• To do
[1] Decide whether each statement agrees with the ByteFreezer architecture page, answering yes or no and quoting the deciding words. (a) The Proxy forwards data to the Receiver over HTTP. (b) The Packer converts data to JSON format. (c) The Connector can export subsets to Elasticsearch and Splunk.
[2] Using the ByteFreezer architecture page, answer these questions:
(a) Which component runs enrichers?
(b) What does the query layer use for SQL queries?
(c) By what is storage auto-partitioned?

Architecture¶
ByteFreezer is a distributed system with specialized components for each stage of the data pipeline.
Component Overview¶
┌─────────────────────────────────────────────────────────────────────────────┐
│ DATA SOURCES │
│ UDP │ TCP │ Syslog │ sFlow │ IPFIX │ HTTP │ SQS │ Kafka │ NATS │ Kinesis │
└───────────────────────────────────┬─────────────────────────────────────────┘
│
▼
┌─────────────────────────────────────────────────────────────────────────────┐
│ PROXY │
│ • Receives data from all source types │
│ • Batches and compresses for efficiency │
│ • Forwards to Receiver via HTTP │
└───────────────────────────────────┬─────────────────────────────────────────┘
│
▼
┌─────────────────────────────────────────────────────────────────────────────┐
│ RECEIVER │
│ • HTTP webhook endpoint │
│ • Stores raw data to S3/MinIO │
│ • Maintains data durability │
└───────────────────────────────────┬─────────────────────────────────────────┘
│
▼
┌─────────────────────────────────────────────────────────────────────────────┐
│ PIPER │
│ • Applies transformations │
│ • Runs enrichers (geo-tagging, custom) │
│ • Filters and samples data │
│ • Routes to destinations │
└───────────────────────────────────┬─────────────────────────────────────────┘
│
▼
┌─────────────────────────────────────────────────────────────────────────────┐
│ PACKER │
│ • Reads processed data │
│ • Converts to Parquet format │
│ • Auto-partitions by time │
│ • Handles schema evolution │
└───────────────────────────────────┬─────────────────────────────────────────┘
│
▼
┌─────────────────────────────────────────────────────────────────────────────┐
│ STORAGE (S3/MinIO) │
│ • Parquet files with columnar storage │
│ • Auto-partitioned by account/tenant/dataset/time │
│ • Schema evolution supported │
│ • Ready for AI model integration │
└───────────────────────────────────┬─────────────────────────────────────────┘
│
┌─────────┴──────────┐
▼ ▼
┌──────────────────────────────────┐ ┌────────────────────────────────────────┐
│ QUERY LAYER │ │ CONNECTOR │
│ • DuckDB for SQL queries │ │ • Export subsets to external systems │
│ • AI agents for NL queries │ │ • Elasticsearch, Splunk, webhooks │
│ • BYOA (Bring Your Own AI) │ │ • SQL-based filtering │
└──────────────────────────────────┘ └────────────────────────────────────────┘
Data Sovereignty¶
ByteFreezer is designed so that your data never leaves your infrastructure.

Image region annotations
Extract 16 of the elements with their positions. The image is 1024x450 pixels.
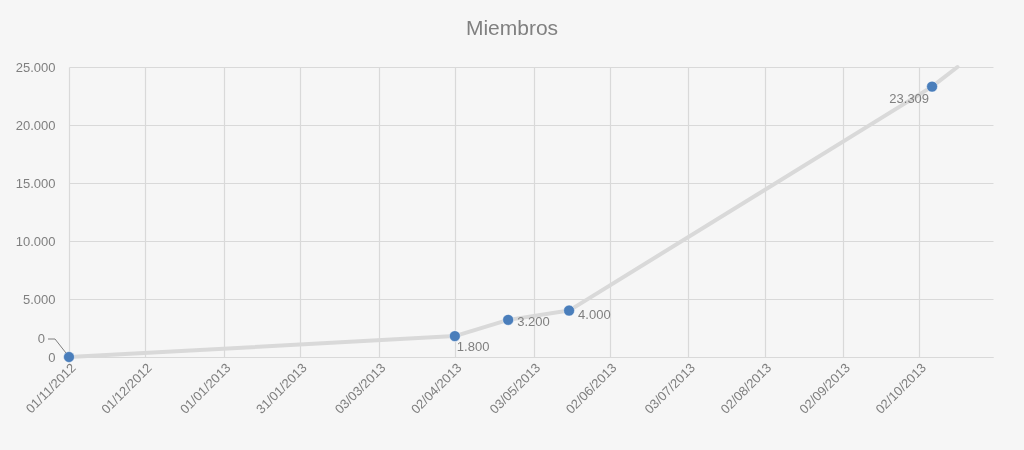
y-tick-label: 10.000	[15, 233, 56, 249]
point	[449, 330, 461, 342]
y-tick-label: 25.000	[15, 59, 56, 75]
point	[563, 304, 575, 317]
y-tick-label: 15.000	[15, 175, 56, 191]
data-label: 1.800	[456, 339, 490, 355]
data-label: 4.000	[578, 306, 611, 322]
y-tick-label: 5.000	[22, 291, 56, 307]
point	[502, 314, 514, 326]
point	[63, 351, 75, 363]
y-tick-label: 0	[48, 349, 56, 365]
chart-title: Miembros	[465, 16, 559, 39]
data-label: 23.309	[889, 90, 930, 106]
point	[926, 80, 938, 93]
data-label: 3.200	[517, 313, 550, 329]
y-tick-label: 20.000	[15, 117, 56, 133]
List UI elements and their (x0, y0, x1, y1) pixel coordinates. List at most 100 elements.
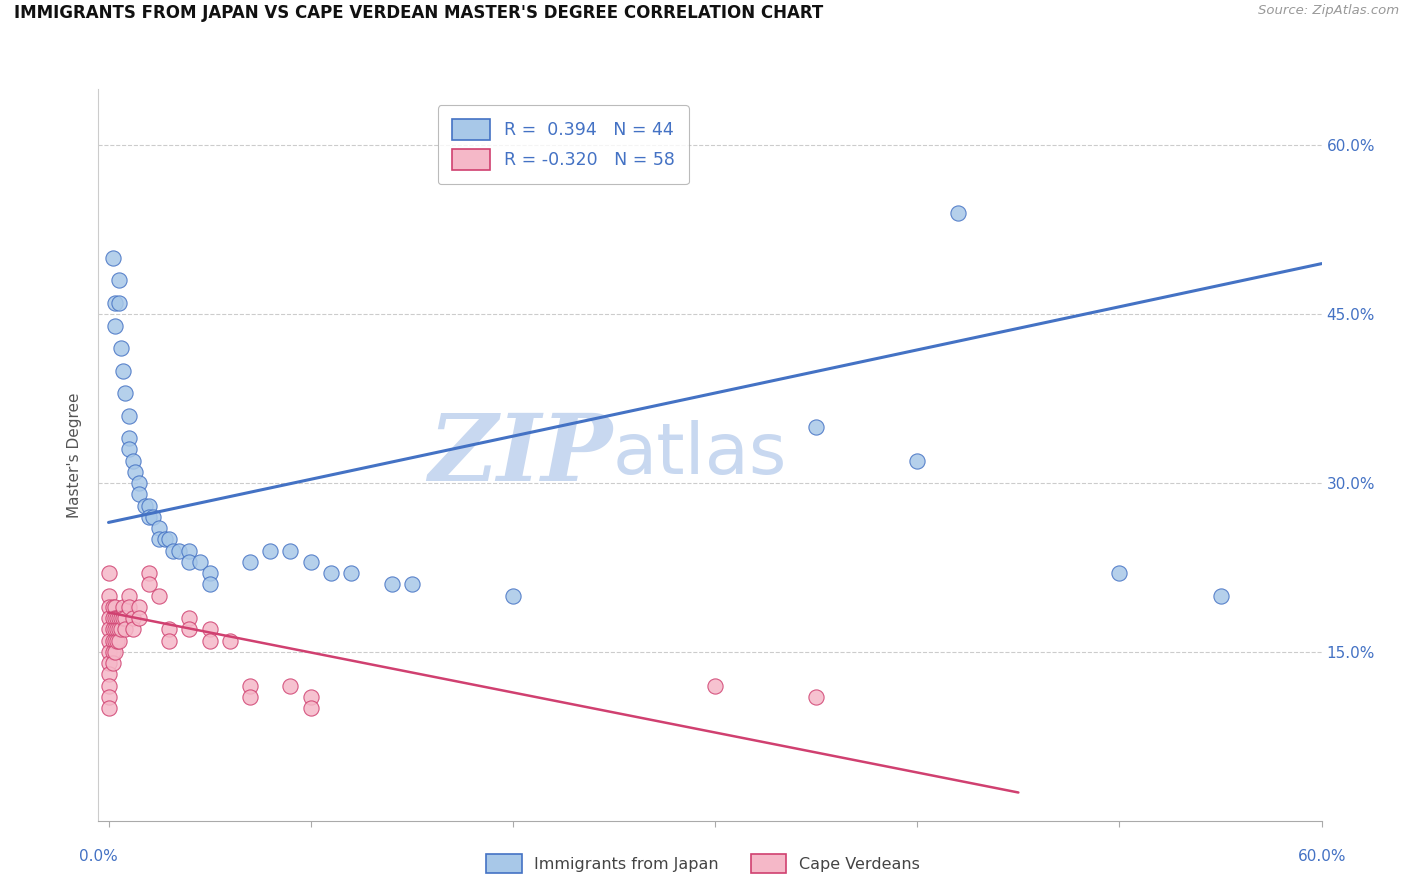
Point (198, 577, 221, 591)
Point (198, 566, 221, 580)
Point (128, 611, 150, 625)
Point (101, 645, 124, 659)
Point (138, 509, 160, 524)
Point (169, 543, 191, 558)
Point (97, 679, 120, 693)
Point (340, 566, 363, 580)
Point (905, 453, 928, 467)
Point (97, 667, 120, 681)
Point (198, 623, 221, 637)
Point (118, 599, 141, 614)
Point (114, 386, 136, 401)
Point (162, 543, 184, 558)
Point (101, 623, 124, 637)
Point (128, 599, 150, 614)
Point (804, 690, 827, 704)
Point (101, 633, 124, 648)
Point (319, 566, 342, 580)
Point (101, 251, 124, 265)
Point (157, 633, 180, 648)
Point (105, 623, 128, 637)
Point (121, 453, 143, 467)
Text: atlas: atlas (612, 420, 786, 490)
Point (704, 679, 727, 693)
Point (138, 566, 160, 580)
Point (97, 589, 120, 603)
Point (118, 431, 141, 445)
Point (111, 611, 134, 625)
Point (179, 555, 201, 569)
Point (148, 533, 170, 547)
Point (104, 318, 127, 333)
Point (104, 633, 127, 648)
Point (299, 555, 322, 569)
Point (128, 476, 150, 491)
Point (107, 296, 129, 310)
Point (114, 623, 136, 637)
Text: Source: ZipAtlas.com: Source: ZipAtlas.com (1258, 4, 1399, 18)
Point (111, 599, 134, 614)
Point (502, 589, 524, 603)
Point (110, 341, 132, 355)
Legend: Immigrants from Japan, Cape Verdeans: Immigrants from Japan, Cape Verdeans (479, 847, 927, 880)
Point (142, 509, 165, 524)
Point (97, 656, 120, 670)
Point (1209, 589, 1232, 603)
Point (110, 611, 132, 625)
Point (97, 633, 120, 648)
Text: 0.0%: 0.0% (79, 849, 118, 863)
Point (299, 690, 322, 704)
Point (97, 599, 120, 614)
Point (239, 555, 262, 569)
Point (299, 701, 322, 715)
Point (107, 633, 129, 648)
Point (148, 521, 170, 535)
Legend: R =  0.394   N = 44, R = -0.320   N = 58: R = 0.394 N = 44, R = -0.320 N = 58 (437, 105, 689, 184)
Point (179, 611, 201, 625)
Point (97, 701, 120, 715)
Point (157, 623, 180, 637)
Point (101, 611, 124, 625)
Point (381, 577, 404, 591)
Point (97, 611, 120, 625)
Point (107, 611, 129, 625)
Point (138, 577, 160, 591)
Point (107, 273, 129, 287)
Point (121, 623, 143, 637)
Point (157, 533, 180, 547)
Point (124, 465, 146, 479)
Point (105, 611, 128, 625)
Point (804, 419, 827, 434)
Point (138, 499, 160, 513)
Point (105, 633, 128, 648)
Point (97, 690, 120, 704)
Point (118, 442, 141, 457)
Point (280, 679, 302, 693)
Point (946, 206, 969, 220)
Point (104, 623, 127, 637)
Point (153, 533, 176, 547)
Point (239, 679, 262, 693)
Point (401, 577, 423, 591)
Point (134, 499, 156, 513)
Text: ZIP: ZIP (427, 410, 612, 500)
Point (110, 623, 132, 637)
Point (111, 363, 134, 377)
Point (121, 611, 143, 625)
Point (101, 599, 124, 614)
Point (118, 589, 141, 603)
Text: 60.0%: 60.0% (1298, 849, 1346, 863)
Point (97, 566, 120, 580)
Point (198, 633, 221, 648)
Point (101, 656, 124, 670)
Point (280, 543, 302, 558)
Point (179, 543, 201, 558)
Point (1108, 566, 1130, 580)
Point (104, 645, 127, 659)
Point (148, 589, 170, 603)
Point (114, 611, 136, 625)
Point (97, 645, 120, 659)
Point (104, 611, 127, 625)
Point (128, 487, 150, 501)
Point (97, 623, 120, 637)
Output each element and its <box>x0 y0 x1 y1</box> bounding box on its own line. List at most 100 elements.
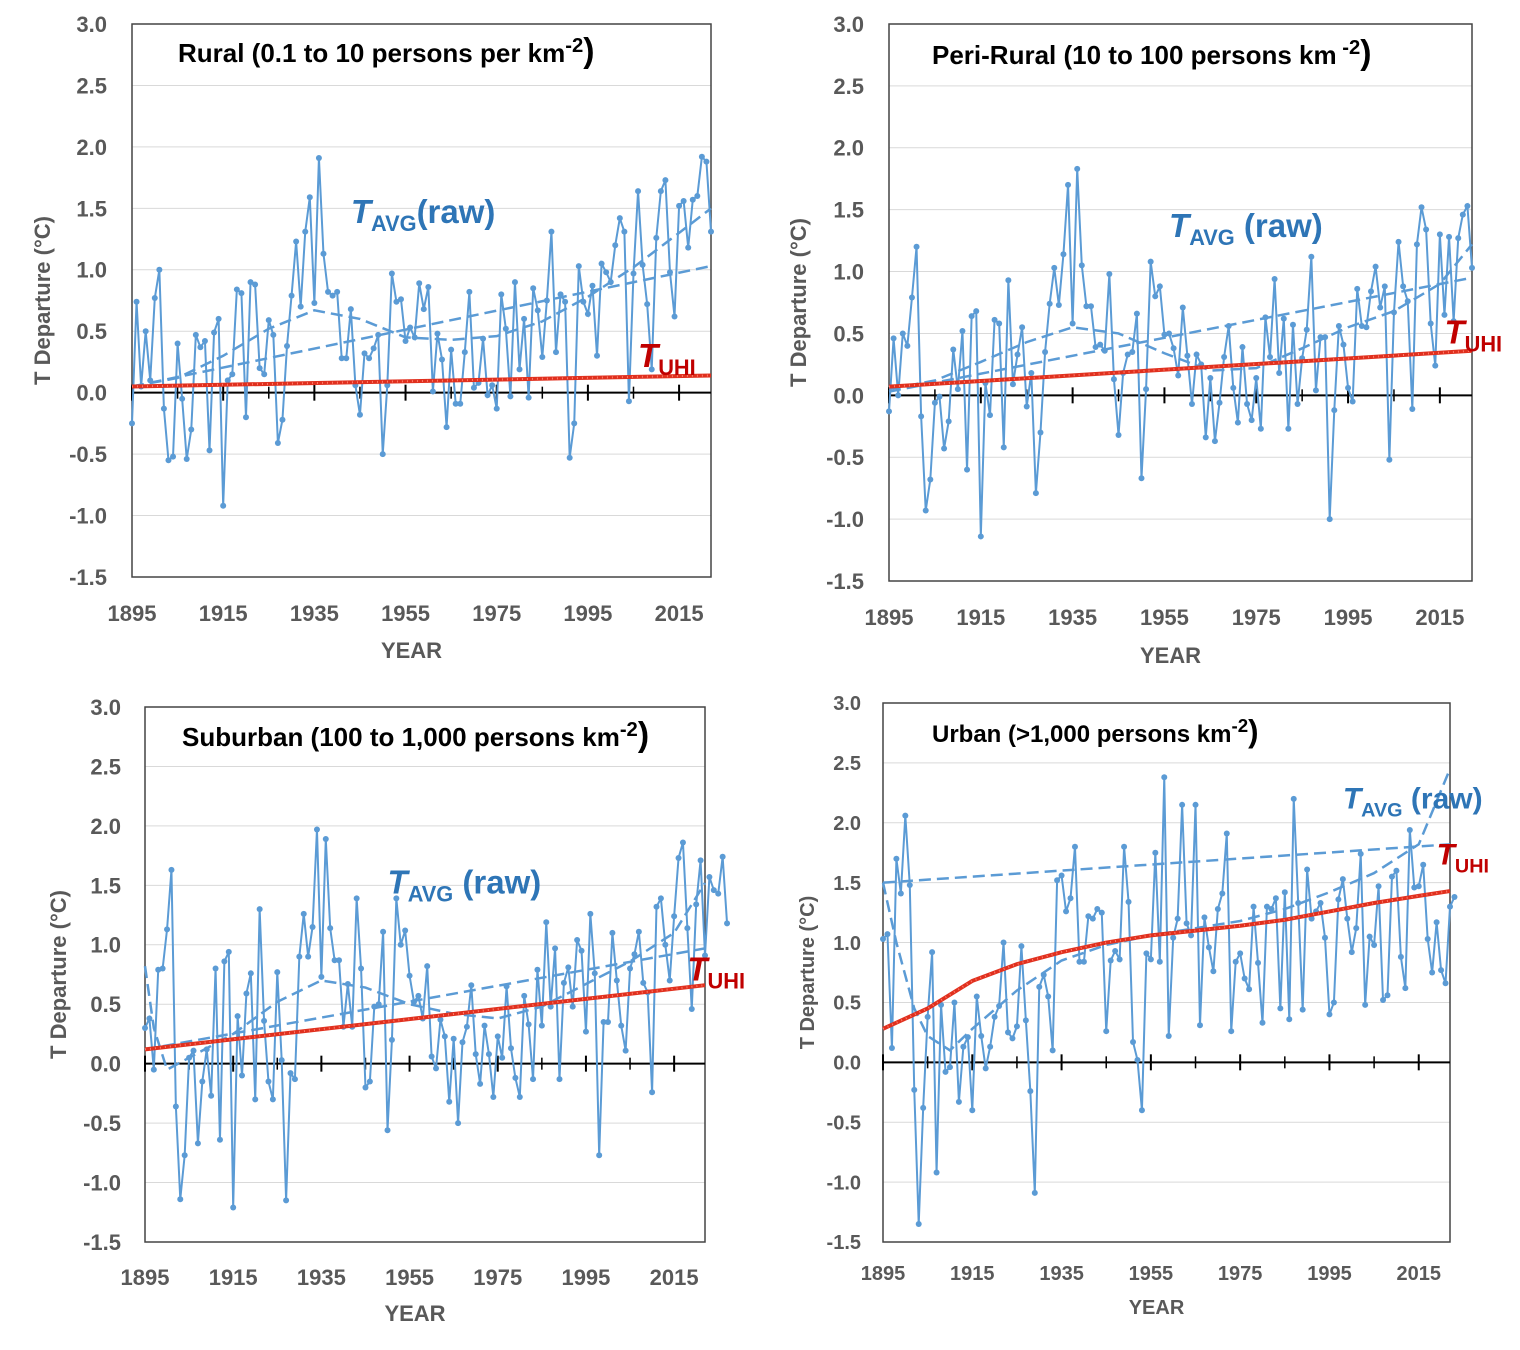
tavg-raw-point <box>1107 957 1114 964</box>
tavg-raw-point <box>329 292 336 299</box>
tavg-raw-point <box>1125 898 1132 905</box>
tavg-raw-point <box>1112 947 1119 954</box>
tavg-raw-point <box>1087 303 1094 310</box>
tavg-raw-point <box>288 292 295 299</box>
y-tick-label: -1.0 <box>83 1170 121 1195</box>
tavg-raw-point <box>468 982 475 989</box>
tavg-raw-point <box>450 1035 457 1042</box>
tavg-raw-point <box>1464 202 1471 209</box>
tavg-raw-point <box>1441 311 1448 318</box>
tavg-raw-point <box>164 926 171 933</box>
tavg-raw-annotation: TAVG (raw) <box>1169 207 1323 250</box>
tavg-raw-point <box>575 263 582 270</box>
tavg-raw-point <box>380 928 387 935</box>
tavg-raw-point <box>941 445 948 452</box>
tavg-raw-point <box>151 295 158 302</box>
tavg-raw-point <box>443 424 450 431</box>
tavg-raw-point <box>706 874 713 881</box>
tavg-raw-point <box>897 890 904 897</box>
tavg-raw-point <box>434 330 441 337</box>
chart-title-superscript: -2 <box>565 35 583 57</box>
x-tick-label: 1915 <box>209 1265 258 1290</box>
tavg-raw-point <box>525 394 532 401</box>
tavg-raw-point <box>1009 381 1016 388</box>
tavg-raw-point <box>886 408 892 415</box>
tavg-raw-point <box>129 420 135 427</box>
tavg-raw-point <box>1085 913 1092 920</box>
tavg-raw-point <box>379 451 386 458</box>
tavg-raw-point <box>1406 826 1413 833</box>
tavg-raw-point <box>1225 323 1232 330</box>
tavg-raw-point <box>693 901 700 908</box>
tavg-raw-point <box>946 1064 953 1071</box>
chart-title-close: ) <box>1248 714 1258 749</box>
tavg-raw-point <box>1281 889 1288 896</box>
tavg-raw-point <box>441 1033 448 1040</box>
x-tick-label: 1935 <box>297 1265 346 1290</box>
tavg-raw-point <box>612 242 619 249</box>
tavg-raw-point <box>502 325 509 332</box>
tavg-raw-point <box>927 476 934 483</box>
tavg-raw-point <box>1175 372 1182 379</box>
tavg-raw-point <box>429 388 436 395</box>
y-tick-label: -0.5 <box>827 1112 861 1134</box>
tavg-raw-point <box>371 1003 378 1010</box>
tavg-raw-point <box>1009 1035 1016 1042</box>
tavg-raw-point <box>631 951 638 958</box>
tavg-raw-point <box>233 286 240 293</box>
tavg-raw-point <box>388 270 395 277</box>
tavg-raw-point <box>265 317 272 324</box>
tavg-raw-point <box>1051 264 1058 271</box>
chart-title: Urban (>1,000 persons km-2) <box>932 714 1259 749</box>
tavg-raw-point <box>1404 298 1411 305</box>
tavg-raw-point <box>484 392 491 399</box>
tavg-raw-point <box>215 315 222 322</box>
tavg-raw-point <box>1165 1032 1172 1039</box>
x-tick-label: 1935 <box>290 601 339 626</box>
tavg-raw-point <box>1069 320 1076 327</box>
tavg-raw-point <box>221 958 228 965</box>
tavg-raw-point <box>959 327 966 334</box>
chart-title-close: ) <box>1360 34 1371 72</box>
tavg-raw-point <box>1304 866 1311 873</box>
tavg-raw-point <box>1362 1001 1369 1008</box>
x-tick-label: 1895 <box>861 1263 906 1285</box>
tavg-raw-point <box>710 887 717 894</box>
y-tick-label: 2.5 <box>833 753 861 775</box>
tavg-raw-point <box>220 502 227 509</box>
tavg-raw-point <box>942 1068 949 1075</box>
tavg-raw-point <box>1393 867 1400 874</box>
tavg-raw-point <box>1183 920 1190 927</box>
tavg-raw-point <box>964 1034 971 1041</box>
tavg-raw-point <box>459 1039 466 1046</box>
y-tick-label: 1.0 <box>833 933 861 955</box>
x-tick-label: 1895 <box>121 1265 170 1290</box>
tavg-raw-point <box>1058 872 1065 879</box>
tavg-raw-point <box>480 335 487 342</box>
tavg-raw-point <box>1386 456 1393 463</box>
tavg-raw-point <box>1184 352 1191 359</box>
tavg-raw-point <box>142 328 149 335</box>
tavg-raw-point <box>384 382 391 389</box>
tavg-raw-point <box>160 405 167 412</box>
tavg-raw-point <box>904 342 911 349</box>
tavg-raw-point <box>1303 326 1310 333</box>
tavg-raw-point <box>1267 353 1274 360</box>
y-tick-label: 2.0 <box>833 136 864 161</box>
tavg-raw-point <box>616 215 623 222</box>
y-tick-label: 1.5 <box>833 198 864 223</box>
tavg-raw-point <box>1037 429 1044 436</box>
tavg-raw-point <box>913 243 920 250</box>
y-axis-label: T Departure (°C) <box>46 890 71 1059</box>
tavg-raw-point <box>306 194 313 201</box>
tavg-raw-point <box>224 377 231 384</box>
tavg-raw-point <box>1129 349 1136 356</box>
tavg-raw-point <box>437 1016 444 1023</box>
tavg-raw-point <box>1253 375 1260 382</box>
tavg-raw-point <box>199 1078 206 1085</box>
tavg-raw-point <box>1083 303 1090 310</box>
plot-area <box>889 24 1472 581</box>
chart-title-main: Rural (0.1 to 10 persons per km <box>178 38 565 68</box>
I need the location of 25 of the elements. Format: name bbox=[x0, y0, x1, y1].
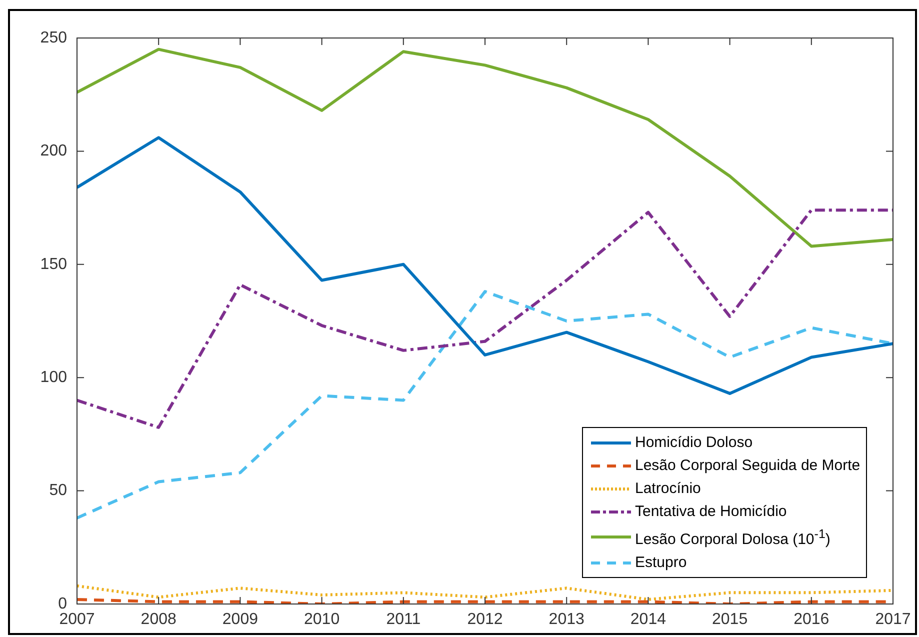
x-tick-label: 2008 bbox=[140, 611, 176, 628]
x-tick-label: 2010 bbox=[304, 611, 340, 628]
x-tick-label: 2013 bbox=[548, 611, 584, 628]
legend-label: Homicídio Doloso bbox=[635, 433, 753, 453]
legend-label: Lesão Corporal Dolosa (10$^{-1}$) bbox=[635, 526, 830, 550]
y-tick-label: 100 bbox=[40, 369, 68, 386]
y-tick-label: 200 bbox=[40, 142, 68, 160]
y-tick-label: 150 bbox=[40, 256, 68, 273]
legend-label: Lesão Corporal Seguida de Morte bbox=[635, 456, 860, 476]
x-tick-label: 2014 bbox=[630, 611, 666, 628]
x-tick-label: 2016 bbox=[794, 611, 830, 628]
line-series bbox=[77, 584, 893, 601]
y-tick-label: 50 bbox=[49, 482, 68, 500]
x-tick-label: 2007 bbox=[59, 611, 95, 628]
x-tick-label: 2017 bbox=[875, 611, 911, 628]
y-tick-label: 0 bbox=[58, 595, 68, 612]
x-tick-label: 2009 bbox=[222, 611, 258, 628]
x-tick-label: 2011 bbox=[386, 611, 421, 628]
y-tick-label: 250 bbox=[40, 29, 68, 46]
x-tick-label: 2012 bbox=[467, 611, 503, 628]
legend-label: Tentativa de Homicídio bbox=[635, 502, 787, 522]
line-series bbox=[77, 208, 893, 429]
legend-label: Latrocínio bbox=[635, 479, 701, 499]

• Exercise responses
[1]
(a) Yes: "Forwards to Receiver via HTTP"
(b) No: "Converts to Parquet format"
(c) Yes: "Elasticsearch, Splunk, webhooks"

[2]
(a) Piper
(b) DuckDB
(c) Account/tenant/dataset/time